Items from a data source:
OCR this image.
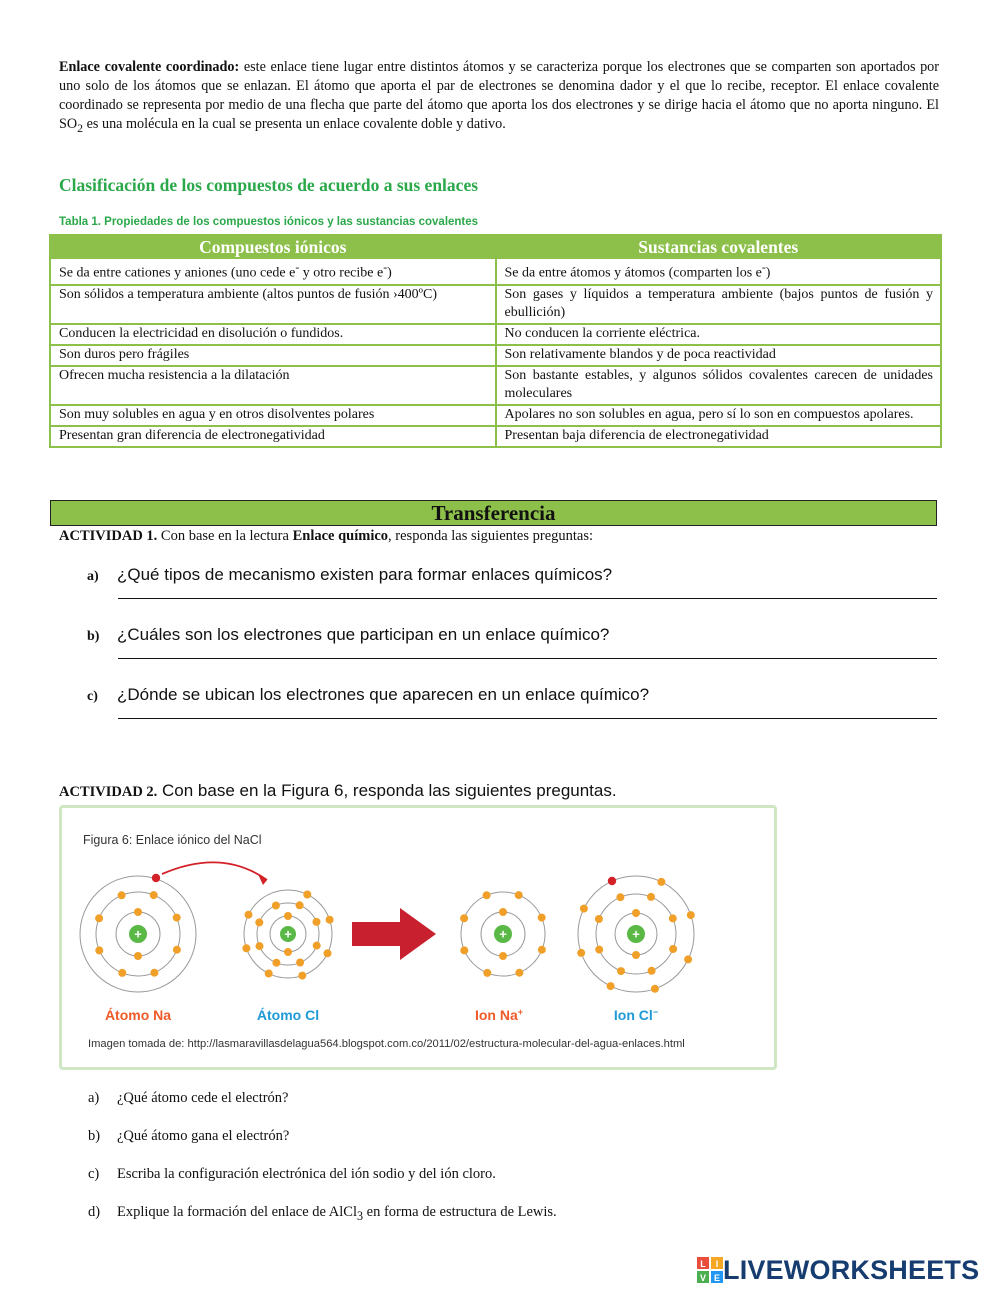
Enlace covalente coordinado: este enlace tiene lugar entre distintos átomos y se caracteriza porque los electrones que se comparten son aportados por uno solo de los átomos que se enlazan. El átomo que aporta el par de electrones se denomina dador y el que lo recibe, receptor. El enlace covalente coordinado se representa por medio de una flecha que parte del átomo que aporta los dos electrones y se dirige hacia el átomo que no aporta ninguno. El $SO_2$ es una molécula en la cual se presenta un enlace covalente doble y dativo.

Clasificación de los compuestos de acuerdo a sus enlaces

Tabla 1. Propiedades de los compuestos iónicos y las sustancias covalentes

Compuestos iónicos	Sustancias covalentes
Se da entre cationes y aniones (uno cede e- y otro recibe e-)	Se da entre átomos y átomos (comparten los e-)
Son sólidos a temperatura ambiente (altos puntos de fusión ›400ºC)	Son gases y líquidos a temperatura ambiente (bajos puntos de fusión y ebullición)
Conducen la electricidad en disolución o fundidos.	No conducen la corriente eléctrica.
Son duros pero frágiles	Son relativamente blandos y de poca reactividad
Ofrecen mucha resistencia a la dilatación	Son bastante estables, y algunos sólidos covalentes carecen de unidades moleculares
Son muy solubles en agua y en otros disolventes polares	Apolares no son solubles en agua, pero sí lo son en compuestos apolares.
Presentan gran diferencia de electronegatividad	Presentan baja diferencia de electronegatividad
Transferencia

ACTIVIDAD 1. Con base en la lectura Enlace químico, responda las siguientes preguntas:

a) ¿Qué tipos de mecanismo existen para formar enlaces químicos?
b) ¿Cuáles son los electrones que participan en un enlace químico?
c) ¿Dónde se ubican los electrones que aparecen en un enlace químico?

ACTIVIDAD 2. Con base en la Figura 6, responda las siguientes preguntas.

Figura 6: Enlace iónico del NaCl
+	+	+	+
Átomo Na	Átomo Cl	Ion Na+	Ion Cl−
Imagen tomada de: http://lasmaravillasdelagua564.blogspot.com.co/2011/02/estructura-molecular-del-agua-enlaces.html
a) ¿Qué átomo cede el electrón?
b) ¿Qué átomo gana el electrón?
c) Escriba la configuración electrónica del ión sodio y del ión cloro.
d) Explique la formación del enlace de AlCl$_3$ en forma de estructura de Lewis.
L I
V E LIVEWORKSHEETS
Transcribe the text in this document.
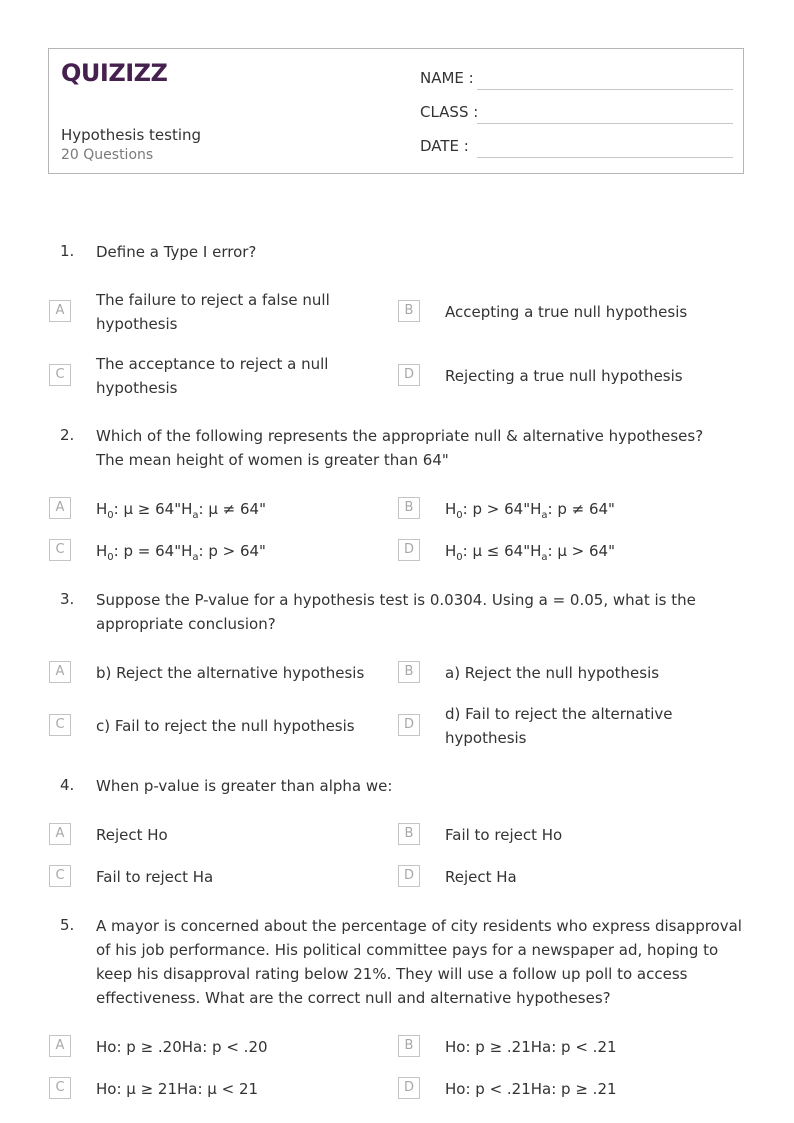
QUIZIZZ
Hypothesis testing
20 Questions
NAME :
CLASS :
DATE :
1. Define a Type I error?
A
The failure to reject a false null hypothesis
B	Accepting a true null hypothesis
C
The acceptance to reject a null hypothesis
D	Rejecting a true null hypothesis
2. Which of the following represents the appropriate null & alternative hypotheses?
The mean height of women is greater than 64"
A	$H_0$: $\mu \ge 64"H_a$: µ ≠ 64"	B	$H_0$: $p > 64"H_a$: p ≠ 64"
C	$H_0$: $p = 64"H_a$: p > 64"	D	$H_0$: $\mu \le 64"H_a$: µ > 64"
3. Suppose the P-value for a hypothesis test is 0.0304. Using a = 0.05, what is the appropriate conclusion?
A	b) Reject the alternative hypothesis	B	a) Reject the null hypothesis
C	c) Fail to reject the null hypothesis	D
d) Fail to reject the alternative hypothesis
4. When p-value is greater than alpha we:
A	Reject Ho	B	Fail to reject Ho
C	Fail to reject Ha	D	Reject Ha
5. A mayor is concerned about the percentage of city residents who express disapproval of his job performance. His political committee pays for a newspaper ad, hoping to keep his disapproval rating below 21%. They will use a follow up poll to access effectiveness. What are the correct null and alternative hypotheses?
A	Ho: p ≥ .20Ha: p < .20	B	Ho: p ≥ .21Ha: p < .21
C	Ho: µ ≥ 21Ha: µ < 21	D	Ho: p < .21Ha: p ≥ .21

== What is expected ==
Pick out the lines above containing the word "sólidos", then copy them.

== The reply ==
Son sólidos a temperatura ambiente (altos puntos de fusión ›400ºC)	Son gases y líquidos a temperatura ambiente (bajos puntos de fusión y ebullición)
Ofrecen mucha resistencia a la dilatación	Son bastante estables, y algunos sólidos covalentes carecen de unidades moleculares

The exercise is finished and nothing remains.